#### Items ####

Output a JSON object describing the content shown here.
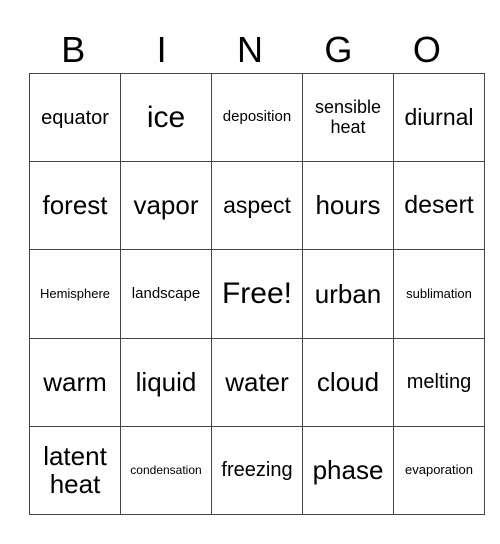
{
  "header": [
    "B",
    "I",
    "N",
    "G",
    "O"
  ],
  "rows": [
    [
      "equator",
      "ice",
      "deposition",
      "sensible heat",
      "diurnal"
    ],
    [
      "forest",
      "vapor",
      "aspect",
      "hours",
      "desert"
    ],
    [
      "Hemisphere",
      "landscape",
      "Free!",
      "urban",
      "sublimation"
    ],
    [
      "warm",
      "liquid",
      "water",
      "cloud",
      "melting"
    ],
    [
      "latent heat",
      "condensation",
      "freezing",
      "phase",
      "evaporation"
    ]
  ]
}
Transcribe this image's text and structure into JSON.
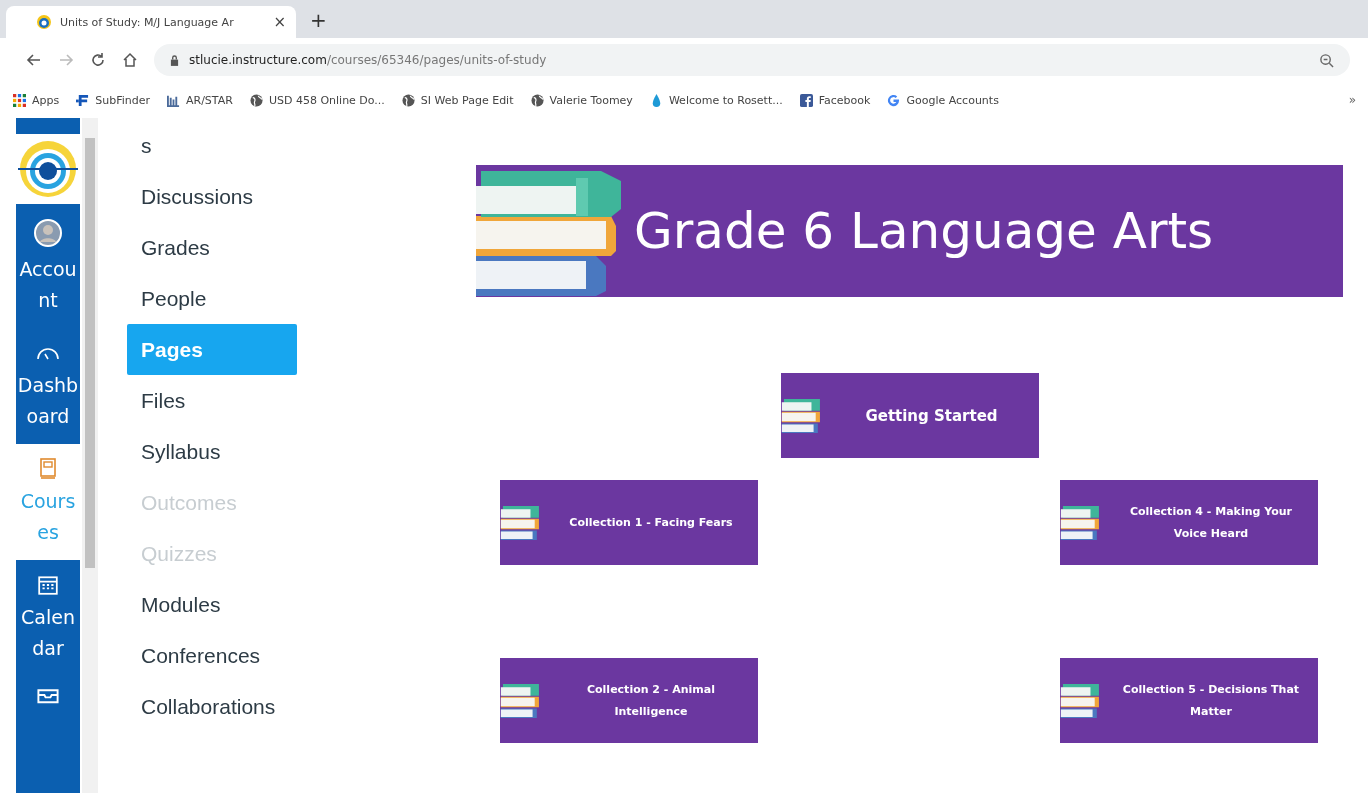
{
  "browser": {
    "tab": {
      "title": "Units of Study: M/J Language Ar",
      "close": "×",
      "new_tab": "+"
    },
    "address": {
      "domain": "stlucie.instructure.com",
      "path": "/courses/65346/pages/units-of-study"
    },
    "bookmarks": [
      {
        "kind": "apps",
        "label": "Apps"
      },
      {
        "kind": "logo",
        "label": "SubFinder"
      },
      {
        "kind": "bars",
        "label": "AR/STAR"
      },
      {
        "kind": "globe",
        "label": "USD 458 Online Do..."
      },
      {
        "kind": "globe",
        "label": "SI Web Page Edit"
      },
      {
        "kind": "globe",
        "label": "Valerie Toomey"
      },
      {
        "kind": "drop",
        "label": "Welcome to Rosett..."
      },
      {
        "kind": "facebook",
        "label": "Facebook"
      },
      {
        "kind": "google",
        "label": "Google Accounts"
      }
    ],
    "more": "»"
  },
  "global_nav": [
    {
      "kind": "account",
      "label": "Account",
      "selected": false
    },
    {
      "kind": "dashboard",
      "label": "Dashboard",
      "selected": false
    },
    {
      "kind": "courses",
      "label": "Courses",
      "selected": true
    },
    {
      "kind": "calendar",
      "label": "Calendar",
      "selected": false
    }
  ],
  "course_nav": [
    {
      "label": "s",
      "selected": false,
      "disabled": false
    },
    {
      "label": "Discussions",
      "selected": false,
      "disabled": false
    },
    {
      "label": "Grades",
      "selected": false,
      "disabled": false
    },
    {
      "label": "People",
      "selected": false,
      "disabled": false
    },
    {
      "label": "Pages",
      "selected": true,
      "disabled": false
    },
    {
      "label": "Files",
      "selected": false,
      "disabled": false
    },
    {
      "label": "Syllabus",
      "selected": false,
      "disabled": false
    },
    {
      "label": "Outcomes",
      "selected": false,
      "disabled": true
    },
    {
      "label": "Quizzes",
      "selected": false,
      "disabled": true
    },
    {
      "label": "Modules",
      "selected": false,
      "disabled": false
    },
    {
      "label": "Conferences",
      "selected": false,
      "disabled": false
    },
    {
      "label": "Collaborations",
      "selected": false,
      "disabled": false
    }
  ],
  "banner": {
    "title": "Grade 6 Language Arts"
  },
  "featured_tile": {
    "label": "Getting Started"
  },
  "left_tiles": [
    {
      "label": "Collection 1 - Facing Fears"
    },
    {
      "label": "Collection 2 - Animal Intelligence"
    }
  ],
  "right_tiles": [
    {
      "label": "Collection 4 - Making Your Voice Heard"
    },
    {
      "label": "Collection 5 - Decisions That Matter"
    }
  ]
}
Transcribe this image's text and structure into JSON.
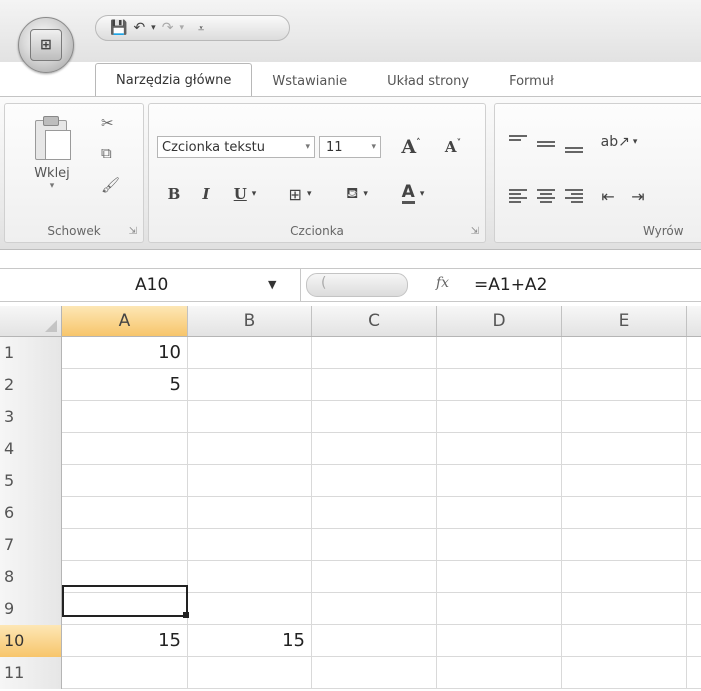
{
  "ribbon": {
    "tabs": [
      {
        "label": "Narzędzia główne",
        "active": true
      },
      {
        "label": "Wstawianie",
        "active": false
      },
      {
        "label": "Układ strony",
        "active": false
      },
      {
        "label": "Formuł",
        "active": false
      }
    ],
    "groups": {
      "clipboard": {
        "label": "Schowek",
        "paste_label": "Wklej"
      },
      "font": {
        "label": "Czcionka",
        "font_name": "Czcionka tekstu",
        "font_size": "11"
      },
      "alignment": {
        "label": "Wyrów"
      }
    }
  },
  "formula_bar": {
    "name_box": "A10",
    "fx_label": "fx",
    "formula": "=A1+A2"
  },
  "sheet": {
    "columns": [
      "A",
      "B",
      "C",
      "D",
      "E"
    ],
    "selected_column": "A",
    "rows": [
      {
        "label": "1",
        "cells": [
          "10",
          "",
          "",
          "",
          ""
        ]
      },
      {
        "label": "2",
        "cells": [
          "5",
          "",
          "",
          "",
          ""
        ]
      },
      {
        "label": "3",
        "cells": [
          "",
          "",
          "",
          "",
          ""
        ]
      },
      {
        "label": "4",
        "cells": [
          "",
          "",
          "",
          "",
          ""
        ]
      },
      {
        "label": "5",
        "cells": [
          "",
          "",
          "",
          "",
          ""
        ]
      },
      {
        "label": "6",
        "cells": [
          "",
          "",
          "",
          "",
          ""
        ]
      },
      {
        "label": "7",
        "cells": [
          "",
          "",
          "",
          "",
          ""
        ]
      },
      {
        "label": "8",
        "cells": [
          "",
          "",
          "",
          "",
          ""
        ]
      },
      {
        "label": "9",
        "cells": [
          "",
          "",
          "",
          "",
          ""
        ]
      },
      {
        "label": "10",
        "cells": [
          "15",
          "15",
          "",
          "",
          ""
        ]
      },
      {
        "label": "11",
        "cells": [
          "",
          "",
          "",
          "",
          ""
        ]
      }
    ],
    "selected_row": "10",
    "active_cell": "A10"
  }
}
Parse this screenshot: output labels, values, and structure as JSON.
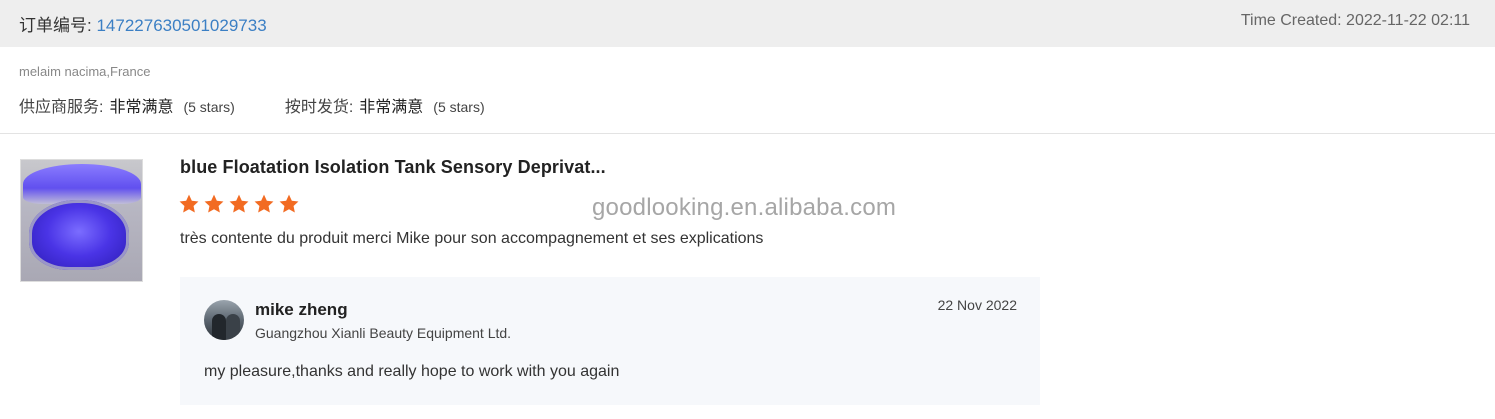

####

**Instructions to follow:**
Pull out every line of the records that includes the string "Language".

**Right answer:**
      "title": "Units of Study: M/J Language Ar",
    "title": "Grade 6 Language Arts"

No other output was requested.